■ Short problem
Restate, word for word, all of the material shown below.

■ Data shown
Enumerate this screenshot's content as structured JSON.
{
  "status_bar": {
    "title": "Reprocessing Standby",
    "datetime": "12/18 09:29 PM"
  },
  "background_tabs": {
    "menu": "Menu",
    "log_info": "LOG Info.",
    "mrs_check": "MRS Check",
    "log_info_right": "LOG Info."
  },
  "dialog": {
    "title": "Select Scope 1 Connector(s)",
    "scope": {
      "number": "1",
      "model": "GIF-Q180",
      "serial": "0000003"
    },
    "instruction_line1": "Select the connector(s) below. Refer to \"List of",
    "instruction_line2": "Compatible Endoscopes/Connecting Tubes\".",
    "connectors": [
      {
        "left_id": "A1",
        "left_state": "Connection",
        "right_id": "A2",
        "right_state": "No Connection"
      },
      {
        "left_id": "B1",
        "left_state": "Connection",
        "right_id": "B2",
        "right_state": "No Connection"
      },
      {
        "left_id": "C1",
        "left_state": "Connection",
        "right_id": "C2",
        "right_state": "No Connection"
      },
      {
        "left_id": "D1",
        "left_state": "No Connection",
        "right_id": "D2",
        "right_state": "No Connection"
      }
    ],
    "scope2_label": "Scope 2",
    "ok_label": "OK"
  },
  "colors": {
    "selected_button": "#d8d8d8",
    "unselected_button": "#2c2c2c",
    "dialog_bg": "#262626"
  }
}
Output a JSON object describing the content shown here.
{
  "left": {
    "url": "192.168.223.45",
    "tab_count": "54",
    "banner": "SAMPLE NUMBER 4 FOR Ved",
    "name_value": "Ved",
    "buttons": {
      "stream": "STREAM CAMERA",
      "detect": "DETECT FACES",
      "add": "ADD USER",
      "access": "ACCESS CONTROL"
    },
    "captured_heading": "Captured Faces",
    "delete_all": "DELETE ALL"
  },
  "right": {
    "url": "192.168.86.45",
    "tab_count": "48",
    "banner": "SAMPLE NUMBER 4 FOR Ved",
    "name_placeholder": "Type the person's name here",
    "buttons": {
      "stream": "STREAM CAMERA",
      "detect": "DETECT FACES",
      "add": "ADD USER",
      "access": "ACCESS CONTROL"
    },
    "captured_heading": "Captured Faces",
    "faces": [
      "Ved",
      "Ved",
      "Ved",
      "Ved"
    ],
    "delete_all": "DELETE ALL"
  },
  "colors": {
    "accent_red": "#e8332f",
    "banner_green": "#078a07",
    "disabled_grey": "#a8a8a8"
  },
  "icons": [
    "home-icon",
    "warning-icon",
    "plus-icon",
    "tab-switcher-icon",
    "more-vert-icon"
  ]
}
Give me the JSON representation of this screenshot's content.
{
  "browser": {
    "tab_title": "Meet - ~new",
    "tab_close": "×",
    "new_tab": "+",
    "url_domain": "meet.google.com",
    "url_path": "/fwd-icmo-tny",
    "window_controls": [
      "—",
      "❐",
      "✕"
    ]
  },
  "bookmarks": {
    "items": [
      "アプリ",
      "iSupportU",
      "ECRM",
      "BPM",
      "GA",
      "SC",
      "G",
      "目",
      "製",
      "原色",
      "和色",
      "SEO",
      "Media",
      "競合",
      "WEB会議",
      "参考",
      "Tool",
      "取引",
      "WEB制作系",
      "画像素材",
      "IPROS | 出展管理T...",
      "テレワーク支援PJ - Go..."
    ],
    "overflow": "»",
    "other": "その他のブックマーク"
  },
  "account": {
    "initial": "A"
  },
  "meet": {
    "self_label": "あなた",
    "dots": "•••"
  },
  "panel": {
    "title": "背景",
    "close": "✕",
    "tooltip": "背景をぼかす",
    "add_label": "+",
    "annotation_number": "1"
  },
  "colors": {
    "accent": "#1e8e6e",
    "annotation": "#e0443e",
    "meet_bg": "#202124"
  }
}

■ Exercise response
Enumerate this screenshot's content as structured JSON.
{
  "status_bar": {
    "title": "Reprocessing Standby",
    "datetime": "12/18 09:29 PM"
  },
  "background_tabs": {
    "menu": "Menu",
    "log_info": "LOG Info.",
    "mrs_check": "MRS Check",
    "log_info_right": "LOG Info."
  },
  "dialog": {
    "title": "Select Scope 1 Connector(s)",
    "scope": {
      "number": "1",
      "model": "GIF-Q180",
      "serial": "0000003"
    },
    "instruction_line1": "Select the connector(s) below. Refer to \"List of",
    "instruction_line2": "Compatible Endoscopes/Connecting Tubes\".",
    "connectors": [
      {
        "left_id": "A1",
        "left_state": "Connection",
        "right_id": "A2",
        "right_state": "No Connection"
      },
      {
        "left_id": "B1",
        "left_state": "Connection",
        "right_id": "B2",
        "right_state": "No Connection"
      },
      {
        "left_id": "C1",
        "left_state": "Connection",
        "right_id": "C2",
        "right_state": "No Connection"
      },
      {
        "left_id": "D1",
        "left_state": "No Connection",
        "right_id": "D2",
        "right_state": "No Connection"
      }
    ],
    "scope2_label": "Scope 2",
    "ok_label": "OK"
  },
  "colors": {
    "selected_button": "#d8d8d8",
    "unselected_button": "#2c2c2c",
    "dialog_bg": "#262626"
  }
}
Output a JSON object describing the content shown here.
{
  "left": {
    "url": "192.168.223.45",
    "tab_count": "54",
    "banner": "SAMPLE NUMBER 4 FOR Ved",
    "name_value": "Ved",
    "buttons": {
      "stream": "STREAM CAMERA",
      "detect": "DETECT FACES",
      "add": "ADD USER",
      "access": "ACCESS CONTROL"
    },
    "captured_heading": "Captured Faces",
    "delete_all": "DELETE ALL"
  },
  "right": {
    "url": "192.168.86.45",
    "tab_count": "48",
    "banner": "SAMPLE NUMBER 4 FOR Ved",
    "name_placeholder": "Type the person's name here",
    "buttons": {
      "stream": "STREAM CAMERA",
      "detect": "DETECT FACES",
      "add": "ADD USER",
      "access": "ACCESS CONTROL"
    },
    "captured_heading": "Captured Faces",
    "faces": [
      "Ved",
      "Ved",
      "Ved",
      "Ved"
    ],
    "delete_all": "DELETE ALL"
  },
  "colors": {
    "accent_red": "#e8332f",
    "banner_green": "#078a07",
    "disabled_grey": "#a8a8a8"
  },
  "icons": [
    "home-icon",
    "warning-icon",
    "plus-icon",
    "tab-switcher-icon",
    "more-vert-icon"
  ]
}
Give me the JSON representation of this screenshot's content.
{
  "browser": {
    "tab_title": "Meet - ~new",
    "tab_close": "×",
    "new_tab": "+",
    "url_domain": "meet.google.com",
    "url_path": "/fwd-icmo-tny",
    "window_controls": [
      "—",
      "❐",
      "✕"
    ]
  },
  "bookmarks": {
    "items": [
      "アプリ",
      "iSupportU",
      "ECRM",
      "BPM",
      "GA",
      "SC",
      "G",
      "目",
      "製",
      "原色",
      "和色",
      "SEO",
      "Media",
      "競合",
      "WEB会議",
      "参考",
      "Tool",
      "取引",
      "WEB制作系",
      "画像素材",
      "IPROS | 出展管理T...",
      "テレワーク支援PJ - Go..."
    ],
    "overflow": "»",
    "other": "その他のブックマーク"
  },
  "account": {
    "initial": "A"
  },
  "meet": {
    "self_label": "あなた",
    "dots": "•••"
  },
  "panel": {
    "title": "背景",
    "close": "✕",
    "tooltip": "背景をぼかす",
    "add_label": "+",
    "annotation_number": "1"
  },
  "colors": {
    "accent": "#1e8e6e",
    "annotation": "#e0443e",
    "meet_bg": "#202124"
  }
}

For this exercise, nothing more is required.